## INSTRUCTIONS TO FOLLOW
Every record below should be transcribed exactly. Omit the images.

______________________________

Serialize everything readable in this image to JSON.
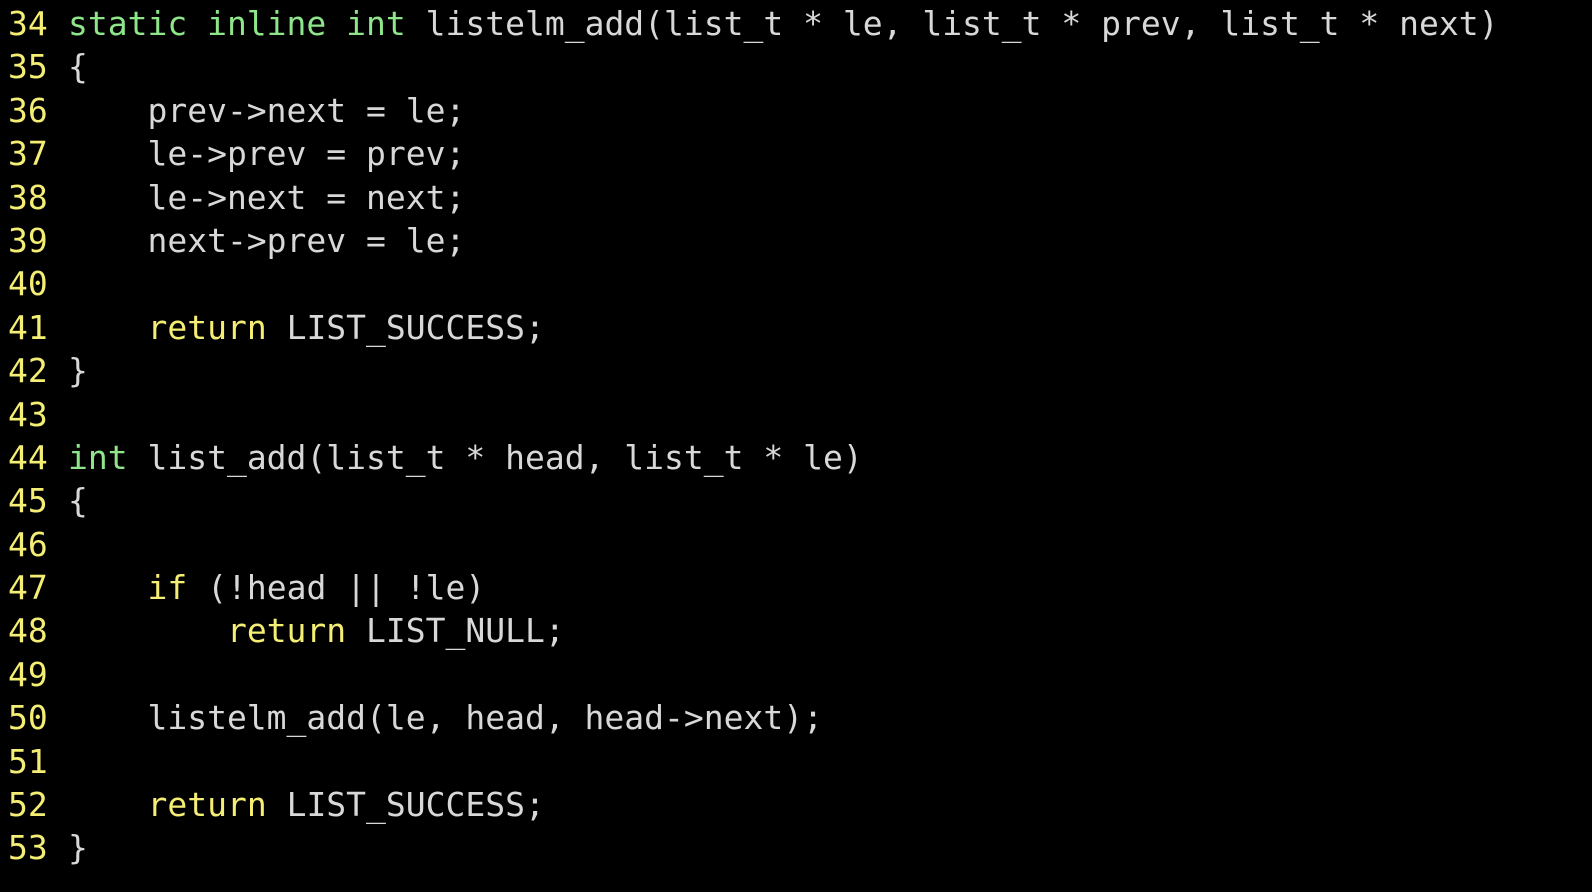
{
  "editor": {
    "colors": {
      "background": "#000000",
      "line_number": "#f4ee74",
      "storage_type": "#8fe58a",
      "keyword": "#f4ee74",
      "text": "#d8d8d8"
    },
    "lines": [
      {
        "number": "34",
        "tokens": [
          {
            "type": "storage",
            "text": "static inline int"
          },
          {
            "type": "plain",
            "text": " listelm_add(list_t * le, list_t * prev, list_t * next)"
          }
        ]
      },
      {
        "number": "35",
        "tokens": [
          {
            "type": "plain",
            "text": "{"
          }
        ]
      },
      {
        "number": "36",
        "tokens": [
          {
            "type": "plain",
            "text": "    prev->next = le;"
          }
        ]
      },
      {
        "number": "37",
        "tokens": [
          {
            "type": "plain",
            "text": "    le->prev = prev;"
          }
        ]
      },
      {
        "number": "38",
        "tokens": [
          {
            "type": "plain",
            "text": "    le->next = next;"
          }
        ]
      },
      {
        "number": "39",
        "tokens": [
          {
            "type": "plain",
            "text": "    next->prev = le;"
          }
        ]
      },
      {
        "number": "40",
        "tokens": []
      },
      {
        "number": "41",
        "tokens": [
          {
            "type": "plain",
            "text": "    "
          },
          {
            "type": "keyword",
            "text": "return"
          },
          {
            "type": "plain",
            "text": " LIST_SUCCESS;"
          }
        ]
      },
      {
        "number": "42",
        "tokens": [
          {
            "type": "plain",
            "text": "}"
          }
        ]
      },
      {
        "number": "43",
        "tokens": []
      },
      {
        "number": "44",
        "tokens": [
          {
            "type": "storage",
            "text": "int"
          },
          {
            "type": "plain",
            "text": " list_add(list_t * head, list_t * le)"
          }
        ]
      },
      {
        "number": "45",
        "tokens": [
          {
            "type": "plain",
            "text": "{"
          }
        ]
      },
      {
        "number": "46",
        "tokens": []
      },
      {
        "number": "47",
        "tokens": [
          {
            "type": "plain",
            "text": "    "
          },
          {
            "type": "keyword",
            "text": "if"
          },
          {
            "type": "plain",
            "text": " (!head || !le)"
          }
        ]
      },
      {
        "number": "48",
        "tokens": [
          {
            "type": "plain",
            "text": "        "
          },
          {
            "type": "keyword",
            "text": "return"
          },
          {
            "type": "plain",
            "text": " LIST_NULL;"
          }
        ]
      },
      {
        "number": "49",
        "tokens": []
      },
      {
        "number": "50",
        "tokens": [
          {
            "type": "plain",
            "text": "    listelm_add(le, head, head->next);"
          }
        ]
      },
      {
        "number": "51",
        "tokens": []
      },
      {
        "number": "52",
        "tokens": [
          {
            "type": "plain",
            "text": "    "
          },
          {
            "type": "keyword",
            "text": "return"
          },
          {
            "type": "plain",
            "text": " LIST_SUCCESS;"
          }
        ]
      },
      {
        "number": "53",
        "tokens": [
          {
            "type": "plain",
            "text": "}"
          }
        ]
      }
    ]
  }
}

______________________________

## COMPLETE OUTPUT
Serialize everything readable in this image to JSON.
{
  "editor": {
    "colors": {
      "background": "#000000",
      "line_number": "#f4ee74",
      "storage_type": "#8fe58a",
      "keyword": "#f4ee74",
      "text": "#d8d8d8"
    },
    "lines": [
      {
        "number": "34",
        "tokens": [
          {
            "type": "storage",
            "text": "static inline int"
          },
          {
            "type": "plain",
            "text": " listelm_add(list_t * le, list_t * prev, list_t * next)"
          }
        ]
      },
      {
        "number": "35",
        "tokens": [
          {
            "type": "plain",
            "text": "{"
          }
        ]
      },
      {
        "number": "36",
        "tokens": [
          {
            "type": "plain",
            "text": "    prev->next = le;"
          }
        ]
      },
      {
        "number": "37",
        "tokens": [
          {
            "type": "plain",
            "text": "    le->prev = prev;"
          }
        ]
      },
      {
        "number": "38",
        "tokens": [
          {
            "type": "plain",
            "text": "    le->next = next;"
          }
        ]
      },
      {
        "number": "39",
        "tokens": [
          {
            "type": "plain",
            "text": "    next->prev = le;"
          }
        ]
      },
      {
        "number": "40",
        "tokens": []
      },
      {
        "number": "41",
        "tokens": [
          {
            "type": "plain",
            "text": "    "
          },
          {
            "type": "keyword",
            "text": "return"
          },
          {
            "type": "plain",
            "text": " LIST_SUCCESS;"
          }
        ]
      },
      {
        "number": "42",
        "tokens": [
          {
            "type": "plain",
            "text": "}"
          }
        ]
      },
      {
        "number": "43",
        "tokens": []
      },
      {
        "number": "44",
        "tokens": [
          {
            "type": "storage",
            "text": "int"
          },
          {
            "type": "plain",
            "text": " list_add(list_t * head, list_t * le)"
          }
        ]
      },
      {
        "number": "45",
        "tokens": [
          {
            "type": "plain",
            "text": "{"
          }
        ]
      },
      {
        "number": "46",
        "tokens": []
      },
      {
        "number": "47",
        "tokens": [
          {
            "type": "plain",
            "text": "    "
          },
          {
            "type": "keyword",
            "text": "if"
          },
          {
            "type": "plain",
            "text": " (!head || !le)"
          }
        ]
      },
      {
        "number": "48",
        "tokens": [
          {
            "type": "plain",
            "text": "        "
          },
          {
            "type": "keyword",
            "text": "return"
          },
          {
            "type": "plain",
            "text": " LIST_NULL;"
          }
        ]
      },
      {
        "number": "49",
        "tokens": []
      },
      {
        "number": "50",
        "tokens": [
          {
            "type": "plain",
            "text": "    listelm_add(le, head, head->next);"
          }
        ]
      },
      {
        "number": "51",
        "tokens": []
      },
      {
        "number": "52",
        "tokens": [
          {
            "type": "plain",
            "text": "    "
          },
          {
            "type": "keyword",
            "text": "return"
          },
          {
            "type": "plain",
            "text": " LIST_SUCCESS;"
          }
        ]
      },
      {
        "number": "53",
        "tokens": [
          {
            "type": "plain",
            "text": "}"
          }
        ]
      }
    ]
  }
}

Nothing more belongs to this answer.